#### Aim
Using the data below, copy every line that contains the word "programs".
— start —
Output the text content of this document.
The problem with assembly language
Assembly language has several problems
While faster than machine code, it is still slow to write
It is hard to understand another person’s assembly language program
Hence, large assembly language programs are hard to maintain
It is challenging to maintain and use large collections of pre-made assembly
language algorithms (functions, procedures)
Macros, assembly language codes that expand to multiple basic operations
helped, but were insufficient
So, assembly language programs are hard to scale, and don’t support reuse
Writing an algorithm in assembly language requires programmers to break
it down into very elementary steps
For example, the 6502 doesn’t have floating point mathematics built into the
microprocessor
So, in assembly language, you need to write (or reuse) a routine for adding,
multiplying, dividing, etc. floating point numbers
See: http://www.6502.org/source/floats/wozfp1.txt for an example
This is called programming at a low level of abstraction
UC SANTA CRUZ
— end —
— start —
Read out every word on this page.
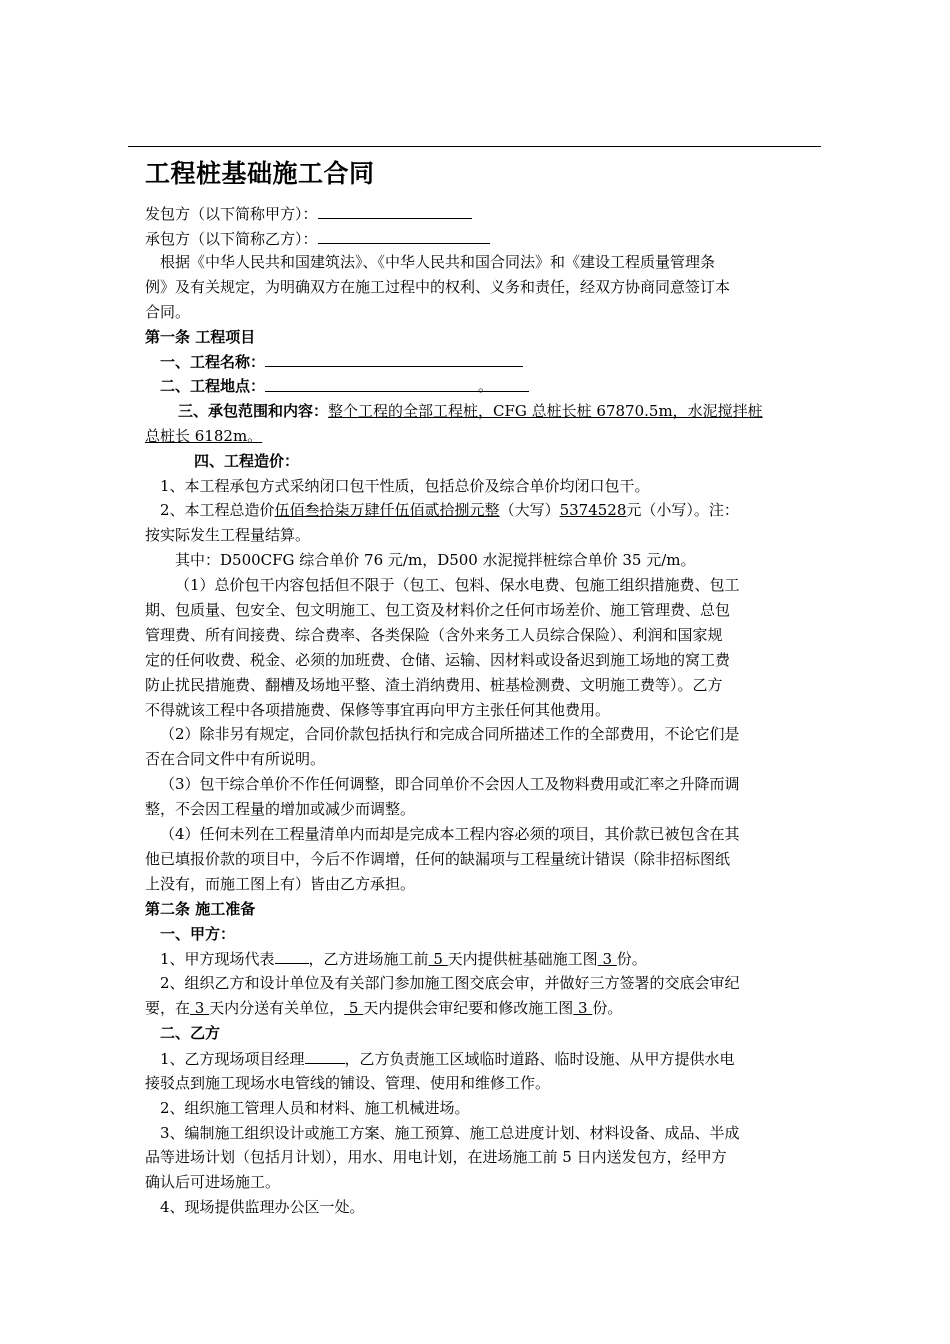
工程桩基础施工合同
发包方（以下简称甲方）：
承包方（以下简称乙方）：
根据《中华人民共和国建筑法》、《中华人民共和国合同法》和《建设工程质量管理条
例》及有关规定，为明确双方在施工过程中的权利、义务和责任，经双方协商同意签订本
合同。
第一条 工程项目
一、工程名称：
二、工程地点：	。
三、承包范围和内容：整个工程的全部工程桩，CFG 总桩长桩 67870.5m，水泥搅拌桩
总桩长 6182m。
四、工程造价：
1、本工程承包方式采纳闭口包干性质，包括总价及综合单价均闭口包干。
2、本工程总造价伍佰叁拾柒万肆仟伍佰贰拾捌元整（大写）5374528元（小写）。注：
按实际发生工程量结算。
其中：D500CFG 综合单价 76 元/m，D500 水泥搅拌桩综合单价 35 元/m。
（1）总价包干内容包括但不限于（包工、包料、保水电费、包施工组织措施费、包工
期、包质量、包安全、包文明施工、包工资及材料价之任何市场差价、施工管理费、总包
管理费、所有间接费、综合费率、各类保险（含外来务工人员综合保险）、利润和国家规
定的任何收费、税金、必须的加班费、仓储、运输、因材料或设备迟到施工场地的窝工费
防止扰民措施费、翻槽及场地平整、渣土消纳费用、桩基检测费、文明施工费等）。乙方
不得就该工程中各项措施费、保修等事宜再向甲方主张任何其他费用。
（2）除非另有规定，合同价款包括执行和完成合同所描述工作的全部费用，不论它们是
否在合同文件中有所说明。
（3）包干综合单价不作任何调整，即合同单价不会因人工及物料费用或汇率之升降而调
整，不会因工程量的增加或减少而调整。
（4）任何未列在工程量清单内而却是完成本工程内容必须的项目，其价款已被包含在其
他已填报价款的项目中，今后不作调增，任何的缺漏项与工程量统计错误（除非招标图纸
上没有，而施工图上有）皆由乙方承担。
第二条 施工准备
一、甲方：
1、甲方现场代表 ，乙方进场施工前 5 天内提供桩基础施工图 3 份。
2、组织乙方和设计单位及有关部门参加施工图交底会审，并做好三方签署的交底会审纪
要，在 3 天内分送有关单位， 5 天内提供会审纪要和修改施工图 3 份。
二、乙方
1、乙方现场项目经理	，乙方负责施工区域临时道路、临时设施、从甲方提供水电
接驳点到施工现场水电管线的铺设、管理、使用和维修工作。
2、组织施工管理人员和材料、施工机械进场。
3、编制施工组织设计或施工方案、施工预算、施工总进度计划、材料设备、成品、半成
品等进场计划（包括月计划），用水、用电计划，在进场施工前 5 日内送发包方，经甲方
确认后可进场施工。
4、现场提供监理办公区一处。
— end —
#### Task answer
Hence, large assembly language programs are hard to maintain
So, assembly language programs are hard to scale, and don’t support reuse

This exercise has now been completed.